## Prompt:
For the word "bread", find each line in the entries where it occurs and copy that line.

## Given records:
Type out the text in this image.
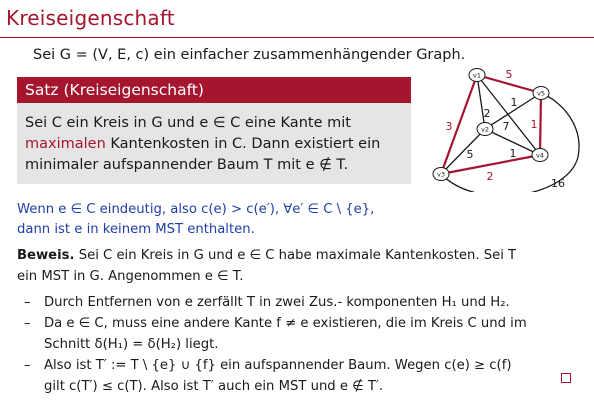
Kreiseigenschaft
Sei G = (V, E, c) ein einfacher zusammenhängender Graph.
Satz (Kreiseigenschaft)
Sei C ein Kreis in G und e ∈ C eine Kante mit
maximalen Kantenkosten in C. Dann existiert ein
minimaler aufspannender Baum T mit e ∉ T.
Wenn e ∈ C eindeutig, also c(e) > c(e′), ∀e′ ∈ C \ {e},
dann ist e in keinem MST enthalten.
Beweis. Sei C ein Kreis in G und e ∈ C habe maximale Kantenkosten. Sei T
ein MST in G. Angenommen e ∈ T.
– Durch Entfernen von e zerfällt T in zwei Zus.- komponenten H₁ und H₂.
– Da e ∈ C, muss eine andere Kante f ≠ e existieren, die im Kreis C und im
Schnitt δ(H₁) = δ(H₂) liegt.
– Also ist T′ := T \ {e} ∪ {f} ein aufspannender Baum. Wegen c(e) ≥ c(f)
gilt c(T′) ≤ c(T). Also ist T′ auch ein MST und e ∉ T′.
5
1
2
3
2
1
7
5	1
16
v1
v2
v3
v4
v5
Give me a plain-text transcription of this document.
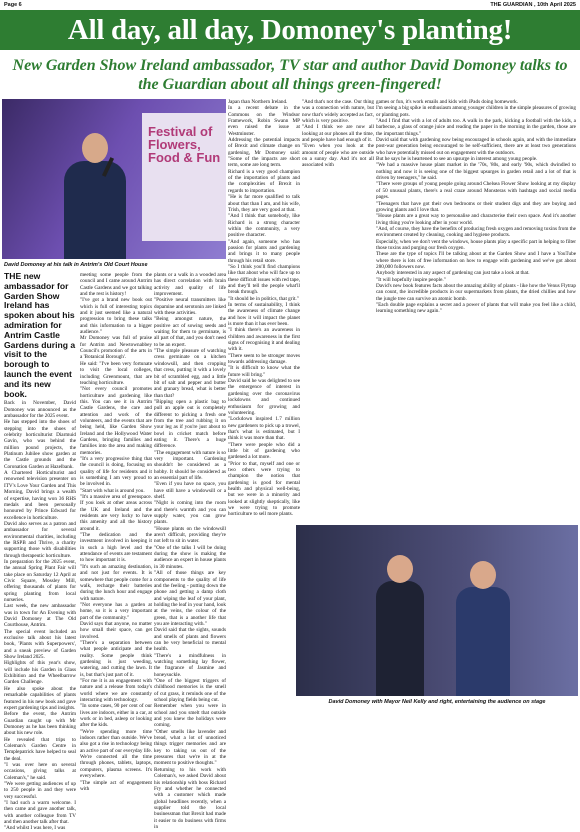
Page 6	THE GUARDIAN , 10th April 2025
All day, all day, Domoney's planting!
New Garden Show Ireland ambassador, TV star and author David Domoney talks to the Guardian about all things green-fingered!
Festival of Flowers, Food & Fun
David Domoney at his talk in Antrim's Old Court House

THE new ambassador for Garden Show Ireland has spoken about his admiration for Antrim Castle Gardens during a visit to the borough to launch the event and its new book.

Back in November, David Domoney was announced as the ambassador for the 2025 event.

He has stepped into the shoes of stepping into the shoes of celebrity horticulturist Diarmuid Gavin, who was behind the million pound projects, the Platinum Jubilee show garden at the Castle grounds and the Coronation Garden at Hazelbank.

A Chartered Horticulturist and renowned television presenter on ITV's Love Your Garden and This Morning, David brings a wealth of expertise, having won 36 RHS medals and been personally honoured by Prince Edward for excellence in horticulture.

David also serves as a patron and ambassador for several environmental charities, including the RSPB and Thrive, a charity supporting those with disabilities through therapeutic horticulture.

In preparation for the 2025 event, the annual Spring Plant Fair will take place on Saturday 12 April at Civic Square, Mossley Mill, offering thousands of plants for spring planting from local nurseries.

Last week, the new ambassador was in town for An Evening with David Domoney at The Old Courthouse, Antrim.

The special event included an exclusive talk about his latest book, 'Plants with Superpowers', and a sneak preview of Garden Show Ireland 2025.

Highlights of this year's show, will include his Garden in Glass Exhibition and the Wheelbarrow Garden Challenge.

He also spoke about the remarkable capabilities of plants featured in his new book and gave expert gardening tips and insights.

Before the event, the Antrim Guardian caught up with Mr Domoney as he has been thinking about his new role.

He revealed that trips to Coleman's Garden Centre in Templepatrick have helped to seal the deal.

"I was over here on several occasions, giving talks at Coleman's," he said.

"We were getting audiences of up to 250 people in and they were very successful.

"I had such a warm welcome. I then came and gave another talk, with another colleague from TV and then another talk after that.

"And whilst I was here, I was

meeting some people from the council and I came around Antrim Castle Gardens and we got talking and the rest is history!

"I've got a brand new book out which is full of interesting topics and it just seemed like a natural progression to bring these talks and this information to a bigger audience."

Mr Domoney was full of praise for Antrim and Newtownabbey Council's promotion of the arts in a 'Botanical Borough'.

He said: "I've been very fortunate to visit the local colleges, including Greenmount, that are teaching horticulture.

"Not every council promotes horticulture and gardening like this. You can see it in Antrim Castle Gardens, the care and attention and work of the volunteers, and the events that are being held, like Garden Show Ireland and the Hollywood Water Gardens, bringing families and families into the area and making memories.

"It's a very progressive thing that the council is doing, focusing on quality of life for residents and it is something I am very proud to be involved in.

"Start with what is around you.

"It's a massive area of greenspace. If you look at other areas across the UK and Ireland and the residents are very lucky to have this amenity and all the history around it.

"The dedication and the investment involved in keeping it in such a high level and the attendance of events are testament to how important it is.

"It's such an amazing destination, and not just for events. It is somewhere that people come for a walk, recharge their batteries during the lunch hour and engage with nature.

"Not everyone has a garden at home, so it is a very important part of the community."

David says that anyone, no matter how small their space, can get involved.

"There's a separation between what people anticipate and the reality. Some people think gardening is just weeding, watering, and cutting the lawn. It is, but that's just part of it.

"For me it is an engagement with nature and a release from today's world where we are constantly interacting with technology.

"In some cases, 90 per cent of our lives are indoors, either in a car, at work or in bed, asleep or looking after the kids.

"We're spending more time indoors rather than outside. We've also got a rise in technology being an active part of our everyday life. We're connected all the time through phones, tablets, laptops, computers, plasma screens. It's everywhere.

"The simple act of engagement with

plants or a walk in a wooded area has direct correlation with brain activity and quality of life improvement.

"Positive neural transmitters like dopamine and serotonin are linked with these activities.

"Being amongst nature, the positive act of sowing seeds and waiting for them to germinate, is all part of that, and you don't need to be an expert.

"The simple pleasure of watching cress germinate on a kitchen windowsill, and then cropping that cress, putting it with a lovely bit of scrambled egg, and a little bit of salt and pepper and butter and granary bread, what is better than that?

"Bipping open a plastic bag to pull an apple out is completely different to picking a fresh one from the tree and rubbing it on your leg as if you're just about to bowl in cricket match before eating it. There's a huge difference.

"The engagement with nature is so very important. Gardening shouldn't be considered as a hobby. It should be considered as an essential part of life.

"Even if you have no space, you have still have a windowsill or a shelf.

"Night is coming into the room and there's warmth and you can supply water, you can grow plants.

"House plants on the windowsill aren't difficult, providing they're not left to sit in water.

"One of the talks I will be doing during the show is making the audience an expert in house plants in 30 minutes.

"All of those things are key components to the quality of life and the feeling - putting down the phone and getting a damp cloth and wiping the leaf of your plant, holding the leaf in your hand, look at the veins, the colour of the green, that is a another life that you are interacting with."

David said that the sights, sounds and smells of plants and flowers can be very beneficial to mental health.

"There's a mindfulness in watching something lay flower, the fragrance of Jasmine and honeysuckle.

"One of the biggest triggers of childhood memories is the smell of cut grass, it reminds one of the school playing fields being cut.

Remember when you were in school and you smelt that outside and you knew the holidays were coming.

"Other smells like lavender and bread, what a lot of unnoticed things trigger memories and are key to taking us out of the pressures that we're in at the moment to positive thoughts."

Returning to his work with Coleman's, we asked David about his relationship with boss Richard Fry and whether he connected with a customer which made global headlines recently, when a supplier told the local businessman that Brexit had made it easier to do business with firms in

Japan than Northern Ireland.

In a recent debate in the Commons on the Windsor Framework, Robin Swann MP even raised the issue at Westminster.

Addressing the potential impacts of Brexit and climate change on gardening, Mr Domoney said: "Some of the impacts are short term, some are long term.

Richard is a very good champion of the importation of plants and the complexities of Brexit in regards to importation.

"He is far more qualified to talk about that than I am, and his wife, Trish, they are very good at that.

"And I think that somebody, like Richard is a strong character within the community, a very positive character.

"And again, someone who has passion for plants and gardening and brings it to many people through his retail store.

"So I think you'll find champions like that about who will face up to these difficult issues with red tape, and they'll tell the people what'll break through.

"It should be in politics, that grit."

In terms of sustainability, I think the awareness of climate change and how it will impact the planet is more than it has ever been.

"I think there's an awareness in children and awareness in the first signs of recognising it and dealing with it.

"There seem to be stronger moves towards addressing damage.

"It is difficult to know what the future will bring."

David said he was delighted to see the emergence of interest in gardening over the coronavirus lockdowns and continued enthusiasm for growing and volunteering.

"Lockdown inspired 1.7 million new gardeners to pick up a trowel, that's what is estimated, but I think it was more than that.

"There were people who did a little bit of gardening who gardened a lot more.

"Prior to that, myself and one or two others were trying to champion the notion that gardening is good for mental health and physical well-being, but we were in a minority and looked at slightly skeptically, like we were trying to promote horticulture to sell more plants.

"And that's not the case. Our thing was a connection with nature, but now that's widely accepted as fact, which is very positive.

"And I think we are now all looking at our phones all the time, and people have had enough of it.

"Even when you look at the amount of people who are outside on a sunny day. And it's not all associated with

games or fun, it's work emails and kids with iPads doing homework.

I'm seeing a big spike in enthusiasm among younger children in the simple pleasures of growing or planting pots.

"And I find that with a lot of adults too. A walk in the park, kicking a football with the kids, a barbecue, a glass of orange juice and reading the paper in the morning in the garden, those are the important things."

David said that with gardening now being encouraged in schools again, and with the immediate post-war generation being encouraged to be self-sufficient, there are at least two generations who have potentially missed out on engagement with the outdoors.

But he says he is heartened to see an upsurge in interest among young people.

"We had a massive house plant market in the '70s, '80s, and early '90s, which dwindled to nothing and now it is seeing one of the biggest upsurges in garden retail and a lot of that is driven by teenagers," he said.

"There were groups of young people going around Chelsea Flower Show looking at my display of 50 unusual plants, there's a real craze around Monsteras with hashtags and social media pages.

"Teenagers that have got their own bedrooms or their student digs and they are buying and growing plants and I love that.

"House plants are a great way to personalise and characterise their own space. And it's another living thing you're looking after in your world.

"And, of course, they have the benefits of producing fresh oxygen and removing toxins from the environment created by cleaning, cooking and hygiene products.

Especially, when we don't vent the windows, house plants play a specific part in helping to filter those toxins and purging our fresh oxygen.

These are the type of topics I'll be talking about at the Garden Show and I have a YouTube where there is lots of free information on how to engage with gardening and we've got about 280,000 followers now.

Anybody interested in any aspect of gardening can just take a look at that.

"It will hopefully inspire people."

David's new book features facts about the amazing ability of plants - like how the Venus Flytrap can count, the incredible products in our supermarkets from plants, the dried chillies and how the jungle tree can survive an atomic bomb.

"Each double page explains a secret and a power of plants that will make you feel like a child, learning something new again."

David Domoney with Mayor Neil Kelly and right, entertaining the audience on stage
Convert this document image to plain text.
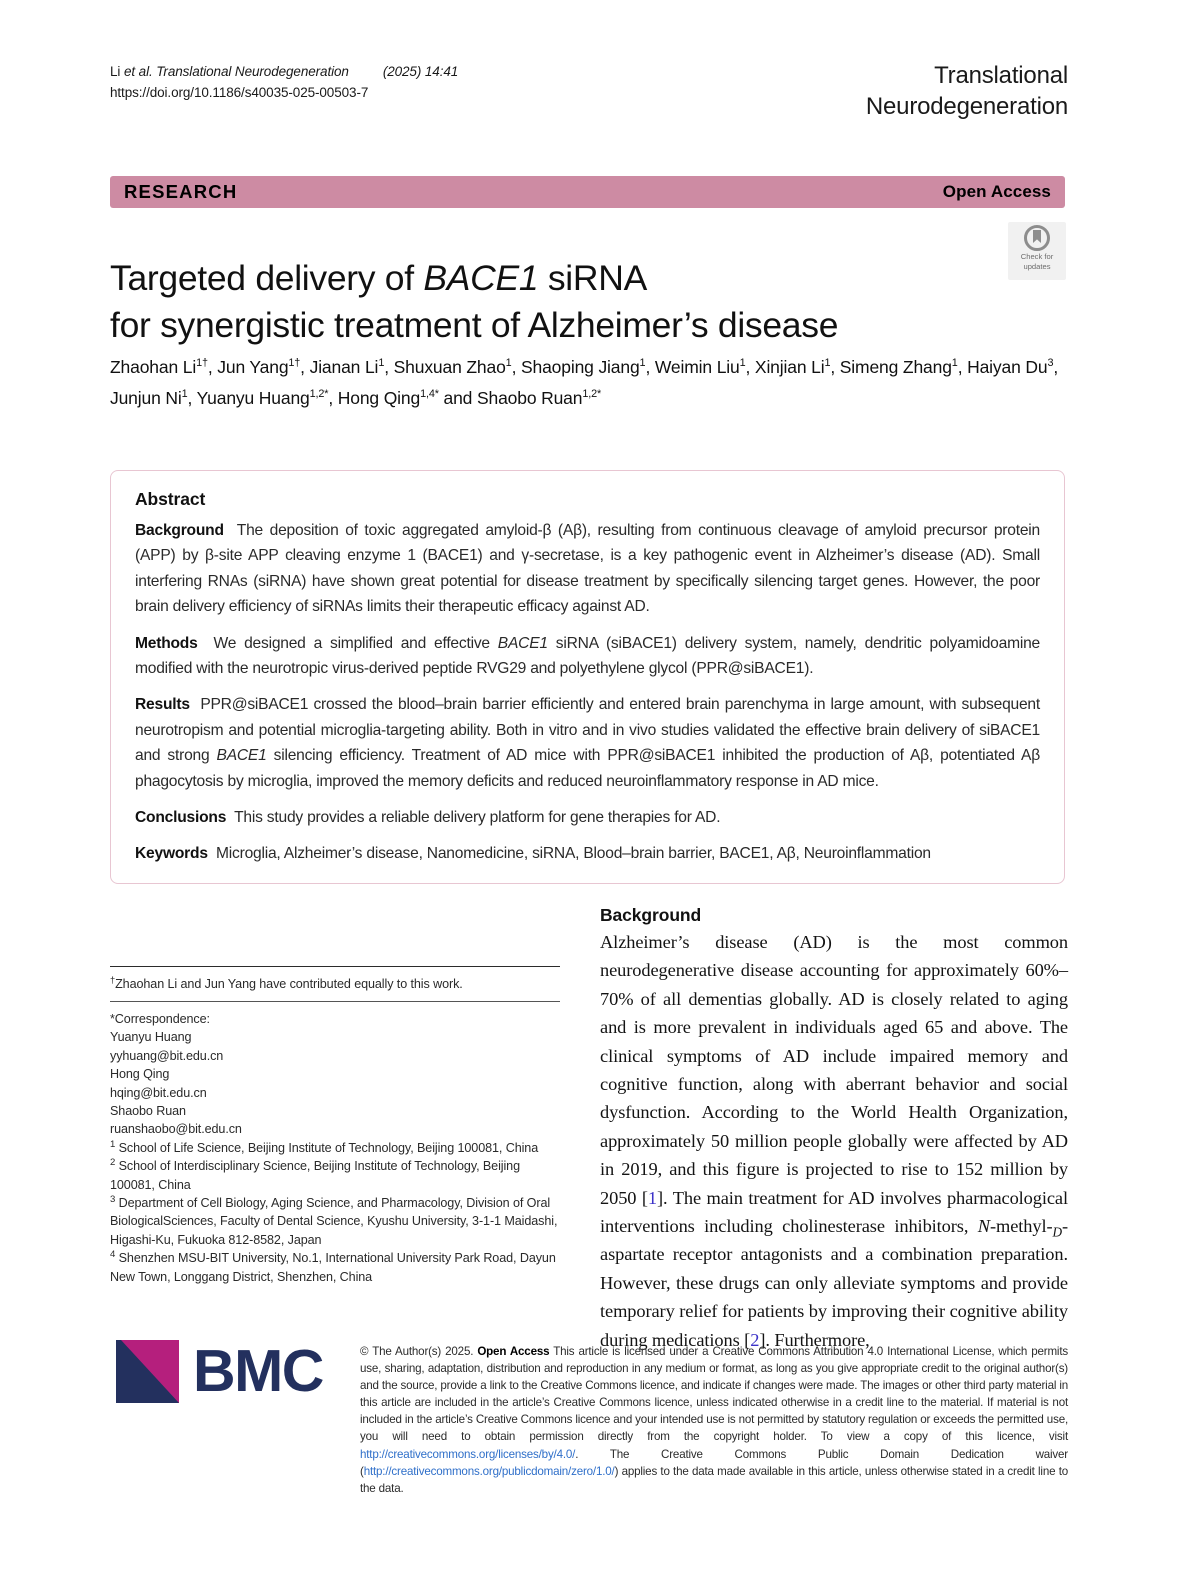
Li et al. Translational Neurodegeneration	(2025) 14:41
https://doi.org/10.1186/s40035-025-00503-7
Translational
Neurodegeneration
RESEARCH	Open Access
Targeted delivery of BACE1 siRNA
for synergistic treatment of Alzheimer’s disease
Check for
updates
Zhaohan $Li^{1\dagger}$, Jun Yang$^{1\dagger}$, Jianan Li$^1$, Shuxuan Zhao$^1$, Shaoping Jiang$^1$, Weimin Liu$^1$, Xinjian Li$^1$, Simeng Zhang$^1$, Haiyan Du$^3$, Junjun Ni$^1$, Yuanyu Huang$^{1,2*}$, Hong Qing$^{1,4*}$ and Shaobo Ruan$^{1,2*}$
Abstract

Background The deposition of toxic aggregated amyloid-β (Aβ), resulting from continuous cleavage of amyloid precursor protein (APP) by β-site APP cleaving enzyme 1 (BACE1) and γ-secretase, is a key pathogenic event in Alzheimer’s disease (AD). Small interfering RNAs (siRNA) have shown great potential for disease treatment by specifically silencing target genes. However, the poor brain delivery efficiency of siRNAs limits their therapeutic efficacy against AD.

Methods We designed a simplified and effective BACE1 siRNA (siBACE1) delivery system, namely, dendritic polyamidoamine modified with the neurotropic virus-derived peptide RVG29 and polyethylene glycol (PPR@siBACE1).

Results PPR@siBACE1 crossed the blood–brain barrier efficiently and entered brain parenchyma in large amount, with subsequent neurotropism and potential microglia-targeting ability. Both in vitro and in vivo studies validated the effective brain delivery of siBACE1 and strong BACE1 silencing efficiency. Treatment of AD mice with PPR@siBACE1 inhibited the production of Aβ, potentiated Aβ phagocytosis by microglia, improved the memory deficits and reduced neuroinflammatory response in AD mice.

Conclusions This study provides a reliable delivery platform for gene therapies for AD.

Keywords Microglia, Alzheimer’s disease, Nanomedicine, siRNA, Blood–brain barrier, BACE1, Aβ, Neuroinflammation

†Zhaohan Li and Jun Yang have contributed equally to this work.
*Correspondence:
Yuanyu Huang
yyhuang@bit.edu.cn
Hong Qing
hqing@bit.edu.cn
Shaobo Ruan
ruanshaobo@bit.edu.cn
$^1$ School of Life Science, Beijing Institute of Technology, Beijing 100081, China
$^2$ School of Interdisciplinary Science, Beijing Institute of Technology, Beijing 100081, China
$^3$ Department of Cell Biology, Aging Science, and Pharmacology, Division of Oral BiologicalSciences, Faculty of Dental Science, Kyushu University, 3-1-1 Maidashi, Higashi-Ku, Fukuoka 812-8582, Japan
$^4$ Shenzhen MSU-BIT University, No.1, International University Park Road, Dayun New Town, Longgang District, Shenzhen, China
Background

Alzheimer’s disease (AD) is the most common neurodegenerative disease accounting for approximately 60%–70% of all dementias globally. AD is closely related to aging and is more prevalent in individuals aged 65 and above. The clinical symptoms of AD include impaired memory and cognitive function, along with aberrant behavior and social dysfunction. According to the World Health Organization, approximately 50 million people globally were affected by AD in 2019, and this figure is projected to rise to 152 million by 2050 [1]. The main treatment for AD involves pharmacological interventions including cholinesterase inhibitors, $N-methyl-_D$-aspartate receptor antagonists and a combination preparation. However, these drugs can only alleviate symptoms and provide temporary relief for patients by improving their cognitive ability during medications [2]. Furthermore,

BMC	© The Author(s) 2025. Open Access This article is licensed under a Creative Commons Attribution 4.0 International License, which permits use, sharing, adaptation, distribution and reproduction in any medium or format, as long as you give appropriate credit to the original author(s) and the source, provide a link to the Creative Commons licence, and indicate if changes were made. The images or other third party material in this article are included in the article’s Creative Commons licence, unless indicated otherwise in a credit line to the material. If material is not included in the article’s Creative Commons licence and your intended use is not permitted by statutory regulation or exceeds the permitted use, you will need to obtain permission directly from the copyright holder. To view a copy of this licence, visit http://creativecommons.org/licenses/by/4.0/. The Creative Commons Public Domain Dedication waiver (http://creativecommons.org/publicdomain/zero/1.0/) applies to the data made available in this article, unless otherwise stated in a credit line to the data.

## Response:
"The simple pleasure of watching cress germinate on a kitchen windowsill, and then cropping that cress, putting it with a lovely bit of scrambled egg, and a little bit of salt and pepper and butter and granary bread, what is better than that?
"Other smells like lavender and bread, what a lot of unnoticed things trigger memories and are key to taking us out of the pressures that we're in at the moment to positive thoughts."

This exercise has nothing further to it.